## Work to complete
Every line of the data must be copied exactly.
* start Entries shown *
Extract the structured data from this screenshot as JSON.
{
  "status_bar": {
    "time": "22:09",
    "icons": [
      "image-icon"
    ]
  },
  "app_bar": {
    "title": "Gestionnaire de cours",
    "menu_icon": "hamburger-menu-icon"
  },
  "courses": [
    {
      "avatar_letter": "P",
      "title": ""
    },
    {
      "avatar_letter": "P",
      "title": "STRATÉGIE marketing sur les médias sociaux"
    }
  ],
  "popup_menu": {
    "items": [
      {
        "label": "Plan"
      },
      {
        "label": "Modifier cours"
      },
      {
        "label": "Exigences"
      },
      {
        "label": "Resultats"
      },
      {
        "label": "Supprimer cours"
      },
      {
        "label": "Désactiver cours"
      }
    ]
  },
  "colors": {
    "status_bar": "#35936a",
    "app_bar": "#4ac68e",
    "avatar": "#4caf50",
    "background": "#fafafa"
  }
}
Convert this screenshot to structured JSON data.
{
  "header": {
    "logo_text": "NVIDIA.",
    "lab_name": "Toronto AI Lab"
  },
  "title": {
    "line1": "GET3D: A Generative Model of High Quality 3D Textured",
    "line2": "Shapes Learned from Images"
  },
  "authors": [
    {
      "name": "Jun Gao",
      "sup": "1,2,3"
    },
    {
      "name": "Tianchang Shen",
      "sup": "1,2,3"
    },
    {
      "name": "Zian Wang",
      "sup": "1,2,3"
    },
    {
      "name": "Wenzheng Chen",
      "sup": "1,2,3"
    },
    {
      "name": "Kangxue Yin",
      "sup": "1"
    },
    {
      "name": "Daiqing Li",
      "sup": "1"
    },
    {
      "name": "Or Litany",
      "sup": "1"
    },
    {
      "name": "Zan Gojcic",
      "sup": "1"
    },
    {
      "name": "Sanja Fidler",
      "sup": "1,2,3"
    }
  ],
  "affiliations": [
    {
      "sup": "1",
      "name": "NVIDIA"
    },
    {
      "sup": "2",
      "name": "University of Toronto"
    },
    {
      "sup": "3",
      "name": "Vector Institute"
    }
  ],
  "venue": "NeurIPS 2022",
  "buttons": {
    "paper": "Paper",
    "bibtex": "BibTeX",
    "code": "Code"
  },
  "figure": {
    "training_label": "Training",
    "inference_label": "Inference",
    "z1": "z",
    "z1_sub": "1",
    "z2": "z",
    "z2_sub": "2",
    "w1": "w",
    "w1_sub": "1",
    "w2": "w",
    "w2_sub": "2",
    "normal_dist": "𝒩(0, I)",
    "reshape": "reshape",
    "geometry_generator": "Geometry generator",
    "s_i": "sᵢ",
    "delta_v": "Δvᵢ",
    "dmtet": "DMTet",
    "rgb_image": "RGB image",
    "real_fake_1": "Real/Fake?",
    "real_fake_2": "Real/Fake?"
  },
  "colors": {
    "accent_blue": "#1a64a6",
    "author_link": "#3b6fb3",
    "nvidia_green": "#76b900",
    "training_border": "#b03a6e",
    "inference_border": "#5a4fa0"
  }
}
* end Entries shown *
## Result below
Extract the structured data from this screenshot as JSON.
{
  "status_bar": {
    "time": "22:09",
    "icons": [
      "image-icon"
    ]
  },
  "app_bar": {
    "title": "Gestionnaire de cours",
    "menu_icon": "hamburger-menu-icon"
  },
  "courses": [
    {
      "avatar_letter": "P",
      "title": ""
    },
    {
      "avatar_letter": "P",
      "title": "STRATÉGIE marketing sur les médias sociaux"
    }
  ],
  "popup_menu": {
    "items": [
      {
        "label": "Plan"
      },
      {
        "label": "Modifier cours"
      },
      {
        "label": "Exigences"
      },
      {
        "label": "Resultats"
      },
      {
        "label": "Supprimer cours"
      },
      {
        "label": "Désactiver cours"
      }
    ]
  },
  "colors": {
    "status_bar": "#35936a",
    "app_bar": "#4ac68e",
    "avatar": "#4caf50",
    "background": "#fafafa"
  }
}
Convert this screenshot to structured JSON data.
{
  "header": {
    "logo_text": "NVIDIA.",
    "lab_name": "Toronto AI Lab"
  },
  "title": {
    "line1": "GET3D: A Generative Model of High Quality 3D Textured",
    "line2": "Shapes Learned from Images"
  },
  "authors": [
    {
      "name": "Jun Gao",
      "sup": "1,2,3"
    },
    {
      "name": "Tianchang Shen",
      "sup": "1,2,3"
    },
    {
      "name": "Zian Wang",
      "sup": "1,2,3"
    },
    {
      "name": "Wenzheng Chen",
      "sup": "1,2,3"
    },
    {
      "name": "Kangxue Yin",
      "sup": "1"
    },
    {
      "name": "Daiqing Li",
      "sup": "1"
    },
    {
      "name": "Or Litany",
      "sup": "1"
    },
    {
      "name": "Zan Gojcic",
      "sup": "1"
    },
    {
      "name": "Sanja Fidler",
      "sup": "1,2,3"
    }
  ],
  "affiliations": [
    {
      "sup": "1",
      "name": "NVIDIA"
    },
    {
      "sup": "2",
      "name": "University of Toronto"
    },
    {
      "sup": "3",
      "name": "Vector Institute"
    }
  ],
  "venue": "NeurIPS 2022",
  "buttons": {
    "paper": "Paper",
    "bibtex": "BibTeX",
    "code": "Code"
  },
  "figure": {
    "training_label": "Training",
    "inference_label": "Inference",
    "z1": "z",
    "z1_sub": "1",
    "z2": "z",
    "z2_sub": "2",
    "w1": "w",
    "w1_sub": "1",
    "w2": "w",
    "w2_sub": "2",
    "normal_dist": "𝒩(0, I)",
    "reshape": "reshape",
    "geometry_generator": "Geometry generator",
    "s_i": "sᵢ",
    "delta_v": "Δvᵢ",
    "dmtet": "DMTet",
    "rgb_image": "RGB image",
    "real_fake_1": "Real/Fake?",
    "real_fake_2": "Real/Fake?"
  },
  "colors": {
    "accent_blue": "#1a64a6",
    "author_link": "#3b6fb3",
    "nvidia_green": "#76b900",
    "training_border": "#b03a6e",
    "inference_border": "#5a4fa0"
  }
}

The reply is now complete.